**WRITTEN EXERCISE:**
Quote the records beneath, complete and exact. Leave out images.

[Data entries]
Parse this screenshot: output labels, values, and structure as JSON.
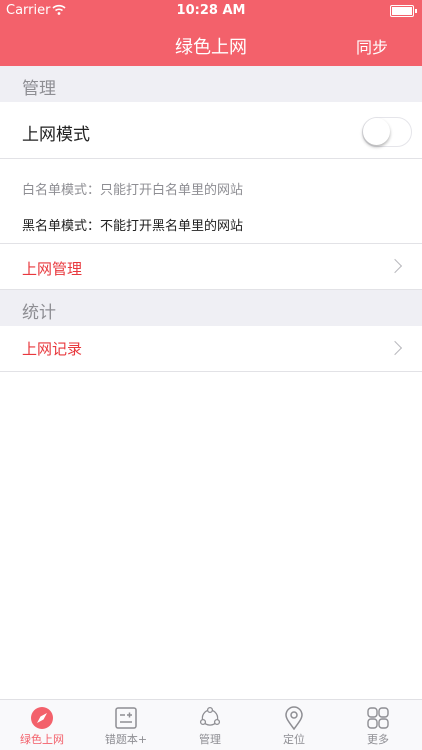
{
  "status": {
    "carrier": "Carrier",
    "time": "10:28 AM"
  },
  "nav": {
    "title": "绿色上网",
    "right_button": "同步"
  },
  "sections": {
    "manage": "管理",
    "stats": "统计"
  },
  "mode": {
    "label": "上网模式",
    "toggle_on": false
  },
  "descriptions": {
    "whitelist": "白名单模式：只能打开白名单里的网站",
    "blacklist": "黑名单模式：不能打开黑名单里的网站"
  },
  "links": {
    "manage": "上网管理",
    "records": "上网记录"
  },
  "tabs": [
    {
      "label": "绿色上网",
      "icon": "compass-icon",
      "active": true
    },
    {
      "label": "错题本+",
      "icon": "notebook-icon",
      "active": false
    },
    {
      "label": "管理",
      "icon": "share-network-icon",
      "active": false
    },
    {
      "label": "定位",
      "icon": "location-pin-icon",
      "active": false
    },
    {
      "label": "更多",
      "icon": "grid-icon",
      "active": false
    }
  ],
  "colors": {
    "accent": "#f3616b",
    "link": "#e8383d",
    "section_bg": "#efeff4"
  }
}
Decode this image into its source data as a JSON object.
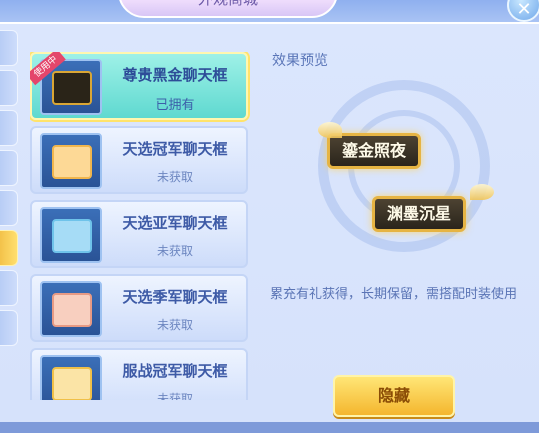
{
  "header": {
    "title": "外观商城"
  },
  "list": {
    "items": [
      {
        "name": "尊贵黑金聊天框",
        "status": "已拥有",
        "badge": "使用中",
        "frame": "black"
      },
      {
        "name": "天选冠军聊天框",
        "status": "未获取",
        "frame": "champion"
      },
      {
        "name": "天选亚军聊天框",
        "status": "未获取",
        "frame": "silver"
      },
      {
        "name": "天选季军聊天框",
        "status": "未获取",
        "frame": "bronze"
      },
      {
        "name": "服战冠军聊天框",
        "status": "未获取",
        "frame": "server"
      }
    ]
  },
  "preview": {
    "title": "效果预览",
    "bubble_1": "鎏金照夜",
    "bubble_2": "渊墨沉星",
    "description": "累充有礼获得，长期保留，需搭配时装使用"
  },
  "actions": {
    "hide_label": "隐藏"
  },
  "icons": {
    "close": "close-icon"
  },
  "colors": {
    "accent": "#f4b62e",
    "selected": "#5fd9d0",
    "badge": "#e4466b"
  }
}
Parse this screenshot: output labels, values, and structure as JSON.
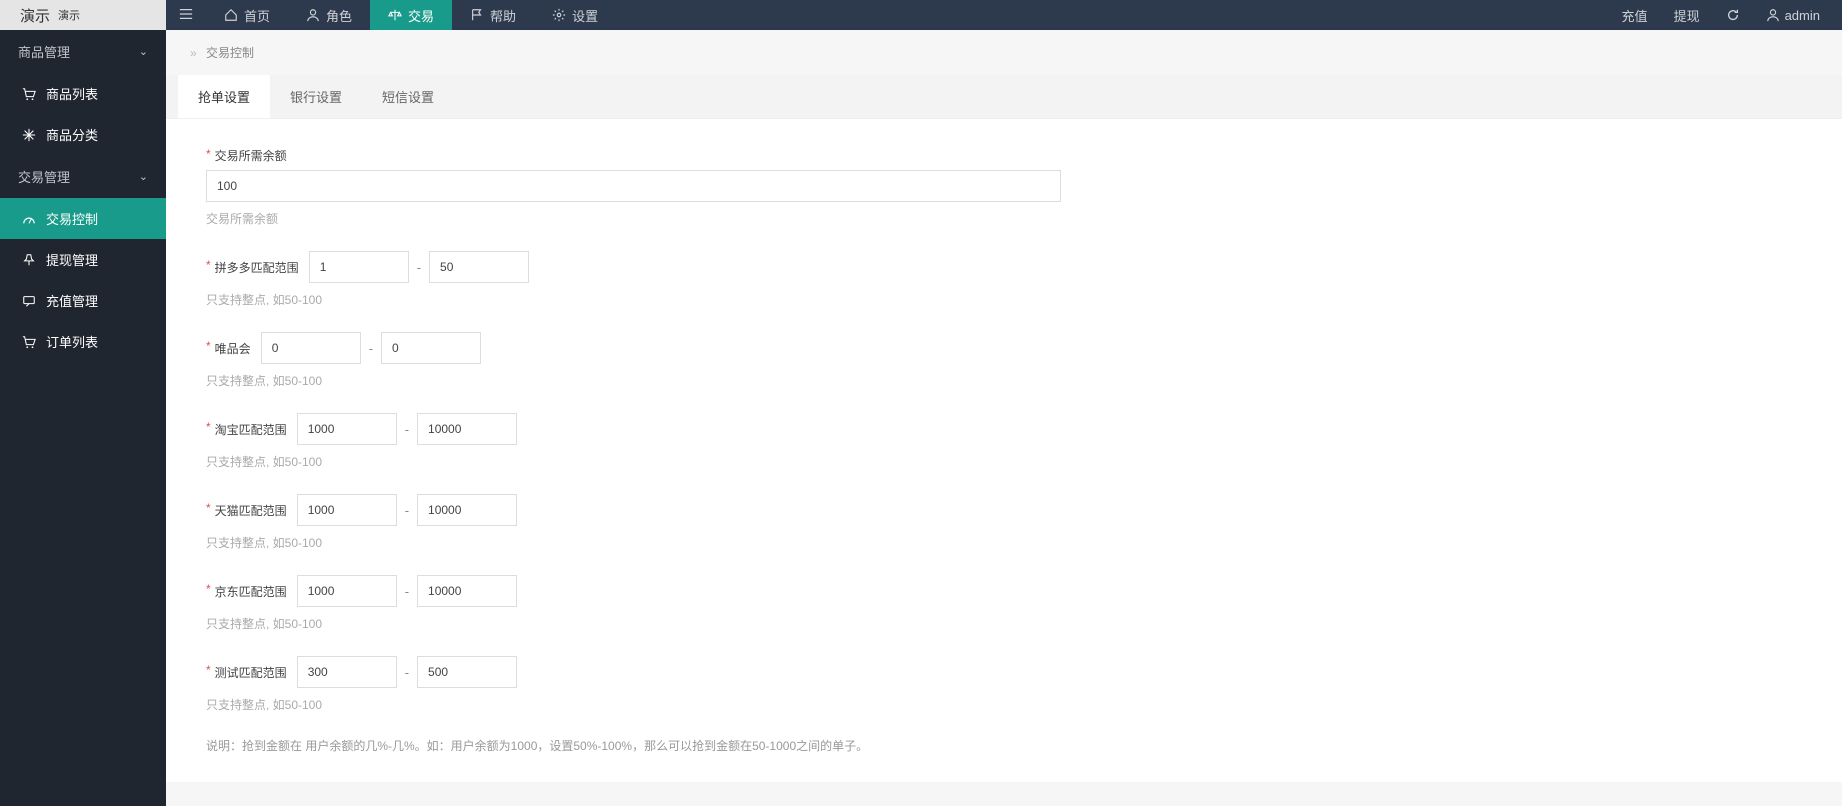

**EXPECTED OUTPUT:**
Parse this screenshot: output labels, values, and structure as JSON.
{
  "status": {
    "carrier": "Carrier",
    "time": "10:28 AM"
  },
  "nav": {
    "title": "绿色上网",
    "right_button": "同步"
  },
  "sections": {
    "manage": "管理",
    "stats": "统计"
  },
  "mode": {
    "label": "上网模式",
    "toggle_on": false
  },
  "descriptions": {
    "whitelist": "白名单模式：只能打开白名单里的网站",
    "blacklist": "黑名单模式：不能打开黑名单里的网站"
  },
  "links": {
    "manage": "上网管理",
    "records": "上网记录"
  },
  "tabs": [
    {
      "label": "绿色上网",
      "icon": "compass-icon",
      "active": true
    },
    {
      "label": "错题本+",
      "icon": "notebook-icon",
      "active": false
    },
    {
      "label": "管理",
      "icon": "share-network-icon",
      "active": false
    },
    {
      "label": "定位",
      "icon": "location-pin-icon",
      "active": false
    },
    {
      "label": "更多",
      "icon": "grid-icon",
      "active": false
    }
  ],
  "colors": {
    "accent": "#f3616b",
    "link": "#e8383d",
    "section_bg": "#efeff4"
  }
}
Decode this image into its source data as a JSON object.
{
  "header": {
    "title": "外观商城"
  },
  "list": {
    "items": [
      {
        "name": "尊贵黑金聊天框",
        "status": "已拥有",
        "badge": "使用中",
        "frame": "black"
      },
      {
        "name": "天选冠军聊天框",
        "status": "未获取",
        "frame": "champion"
      },
      {
        "name": "天选亚军聊天框",
        "status": "未获取",
        "frame": "silver"
      },
      {
        "name": "天选季军聊天框",
        "status": "未获取",
        "frame": "bronze"
      },
      {
        "name": "服战冠军聊天框",
        "status": "未获取",
        "frame": "server"
      }
    ]
  },
  "preview": {
    "title": "效果预览",
    "bubble_1": "鎏金照夜",
    "bubble_2": "渊墨沉星",
    "description": "累充有礼获得，长期保留，需搭配时装使用"
  },
  "actions": {
    "hide_label": "隐藏"
  },
  "icons": {
    "close": "close-icon"
  },
  "colors": {
    "accent": "#f4b62e",
    "selected": "#5fd9d0",
    "badge": "#e4466b"
  }
}
Parse this screenshot: output labels, values, and structure as JSON.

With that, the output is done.